» **SHORT PROBLEM**
Repeat all the material exactly; pictures stay out of your copy.

○ ○ ○ ○ ○

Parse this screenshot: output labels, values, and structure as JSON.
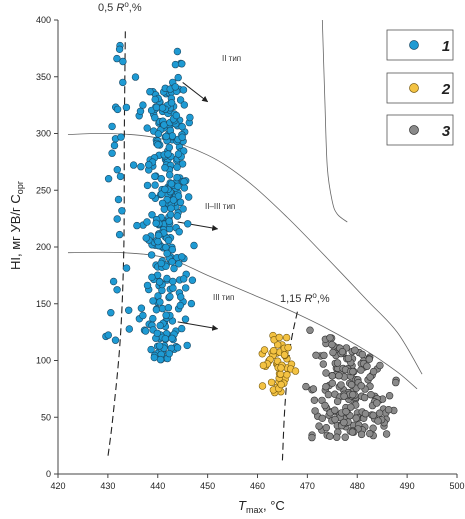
{
  "chart_data": {
    "type": "scatter",
    "xlim": [
      420,
      500
    ],
    "ylim": [
      0,
      400
    ],
    "xticks": [
      "420",
      "430",
      "440",
      "450",
      "460",
      "470",
      "480",
      "490",
      "500"
    ],
    "yticks": [
      "0",
      "50",
      "100",
      "150",
      "200",
      "250",
      "300",
      "350",
      "400"
    ],
    "grid": false,
    "legend_position": "top-right",
    "xlabel": {
      "symbol": "T",
      "sub": "max",
      "unit": ", °C"
    },
    "ylabel": {
      "main": "HI, мг УВ/г C",
      "sub": "орг"
    },
    "annotations": {
      "ro_low": {
        "text": "0,5 ",
        "italic": "R",
        "sup": "o",
        "suffix": ",%"
      },
      "ro_high": {
        "text": "1,15 ",
        "italic": "R",
        "sup": "o",
        "suffix": ",%"
      },
      "type_2": "II тип",
      "type_2_3": "II–III тип",
      "type_3": "III тип"
    },
    "series": [
      {
        "name": "1",
        "color": "#1e9ad3",
        "groups": [
          {
            "x_range": [
              435.5,
              448
            ],
            "y_range": [
              100,
              340
            ],
            "count": 320
          },
          {
            "x_range": [
              427,
              437
            ],
            "y_range": [
              110,
              395
            ],
            "count": 32
          },
          {
            "x_range": [
              441,
              447
            ],
            "y_range": [
              325,
              375
            ],
            "count": 10
          }
        ]
      },
      {
        "name": "2",
        "color": "#f3c242",
        "groups": [
          {
            "x_range": [
              460,
              468.5
            ],
            "y_range": [
              70,
              122
            ],
            "count": 50
          }
        ]
      },
      {
        "name": "3",
        "color": "#8a8a8a",
        "groups": [
          {
            "x_range": [
              467,
              490
            ],
            "y_range": [
              32,
              140
            ],
            "count": 190
          }
        ]
      }
    ],
    "curves": {
      "type_2_line": [
        [
          473,
          400
        ],
        [
          473.5,
          330
        ],
        [
          474,
          270
        ],
        [
          475,
          240
        ],
        [
          476,
          229
        ],
        [
          478,
          222
        ]
      ],
      "type_2_3_line": [
        [
          422,
          299
        ],
        [
          430,
          300
        ],
        [
          440,
          296
        ],
        [
          450,
          281
        ],
        [
          458,
          258
        ],
        [
          466,
          226
        ],
        [
          474,
          190
        ],
        [
          482,
          153
        ],
        [
          488,
          125
        ],
        [
          493,
          88
        ]
      ],
      "type_3_line": [
        [
          422,
          195
        ],
        [
          433,
          195
        ],
        [
          442,
          190
        ],
        [
          450,
          175
        ],
        [
          458,
          160
        ],
        [
          466,
          145
        ],
        [
          474,
          128
        ],
        [
          482,
          108
        ],
        [
          488,
          90
        ],
        [
          492,
          75
        ]
      ],
      "ro_low_line": [
        [
          433.5,
          390
        ],
        [
          433.3,
          300
        ],
        [
          433.2,
          200
        ],
        [
          432.5,
          120
        ],
        [
          431,
          50
        ],
        [
          430,
          15
        ]
      ],
      "ro_high_line": [
        [
          468,
          143
        ],
        [
          466.5,
          110
        ],
        [
          465.5,
          60
        ],
        [
          465,
          12
        ]
      ]
    },
    "arrows": [
      {
        "from": [
          445,
          345
        ],
        "to": [
          450,
          328
        ]
      },
      {
        "from": [
          444,
          222
        ],
        "to": [
          452,
          216
        ]
      },
      {
        "from": [
          444,
          134
        ],
        "to": [
          452,
          128
        ]
      }
    ]
  },
  "legend": {
    "items": [
      {
        "label": "1",
        "color": "#1e9ad3"
      },
      {
        "label": "2",
        "color": "#f3c242"
      },
      {
        "label": "3",
        "color": "#8a8a8a"
      }
    ]
  }
}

○ ○ ○ ○ ○

» **SOLUTION TO THIS PROBLEM**
Parse this screenshot: output labels, values, and structure as JSON.
{
  "chart_data": {
    "type": "scatter",
    "xlim": [
      420,
      500
    ],
    "ylim": [
      0,
      400
    ],
    "xticks": [
      "420",
      "430",
      "440",
      "450",
      "460",
      "470",
      "480",
      "490",
      "500"
    ],
    "yticks": [
      "0",
      "50",
      "100",
      "150",
      "200",
      "250",
      "300",
      "350",
      "400"
    ],
    "grid": false,
    "legend_position": "top-right",
    "xlabel": {
      "symbol": "T",
      "sub": "max",
      "unit": ", °C"
    },
    "ylabel": {
      "main": "HI, мг УВ/г C",
      "sub": "орг"
    },
    "annotations": {
      "ro_low": {
        "text": "0,5 ",
        "italic": "R",
        "sup": "o",
        "suffix": ",%"
      },
      "ro_high": {
        "text": "1,15 ",
        "italic": "R",
        "sup": "o",
        "suffix": ",%"
      },
      "type_2": "II тип",
      "type_2_3": "II–III тип",
      "type_3": "III тип"
    },
    "series": [
      {
        "name": "1",
        "color": "#1e9ad3",
        "groups": [
          {
            "x_range": [
              435.5,
              448
            ],
            "y_range": [
              100,
              340
            ],
            "count": 320
          },
          {
            "x_range": [
              427,
              437
            ],
            "y_range": [
              110,
              395
            ],
            "count": 32
          },
          {
            "x_range": [
              441,
              447
            ],
            "y_range": [
              325,
              375
            ],
            "count": 10
          }
        ]
      },
      {
        "name": "2",
        "color": "#f3c242",
        "groups": [
          {
            "x_range": [
              460,
              468.5
            ],
            "y_range": [
              70,
              122
            ],
            "count": 50
          }
        ]
      },
      {
        "name": "3",
        "color": "#8a8a8a",
        "groups": [
          {
            "x_range": [
              467,
              490
            ],
            "y_range": [
              32,
              140
            ],
            "count": 190
          }
        ]
      }
    ],
    "curves": {
      "type_2_line": [
        [
          473,
          400
        ],
        [
          473.5,
          330
        ],
        [
          474,
          270
        ],
        [
          475,
          240
        ],
        [
          476,
          229
        ],
        [
          478,
          222
        ]
      ],
      "type_2_3_line": [
        [
          422,
          299
        ],
        [
          430,
          300
        ],
        [
          440,
          296
        ],
        [
          450,
          281
        ],
        [
          458,
          258
        ],
        [
          466,
          226
        ],
        [
          474,
          190
        ],
        [
          482,
          153
        ],
        [
          488,
          125
        ],
        [
          493,
          88
        ]
      ],
      "type_3_line": [
        [
          422,
          195
        ],
        [
          433,
          195
        ],
        [
          442,
          190
        ],
        [
          450,
          175
        ],
        [
          458,
          160
        ],
        [
          466,
          145
        ],
        [
          474,
          128
        ],
        [
          482,
          108
        ],
        [
          488,
          90
        ],
        [
          492,
          75
        ]
      ],
      "ro_low_line": [
        [
          433.5,
          390
        ],
        [
          433.3,
          300
        ],
        [
          433.2,
          200
        ],
        [
          432.5,
          120
        ],
        [
          431,
          50
        ],
        [
          430,
          15
        ]
      ],
      "ro_high_line": [
        [
          468,
          143
        ],
        [
          466.5,
          110
        ],
        [
          465.5,
          60
        ],
        [
          465,
          12
        ]
      ]
    },
    "arrows": [
      {
        "from": [
          445,
          345
        ],
        "to": [
          450,
          328
        ]
      },
      {
        "from": [
          444,
          222
        ],
        "to": [
          452,
          216
        ]
      },
      {
        "from": [
          444,
          134
        ],
        "to": [
          452,
          128
        ]
      }
    ]
  },
  "legend": {
    "items": [
      {
        "label": "1",
        "color": "#1e9ad3"
      },
      {
        "label": "2",
        "color": "#f3c242"
      },
      {
        "label": "3",
        "color": "#8a8a8a"
      }
    ]
  }
}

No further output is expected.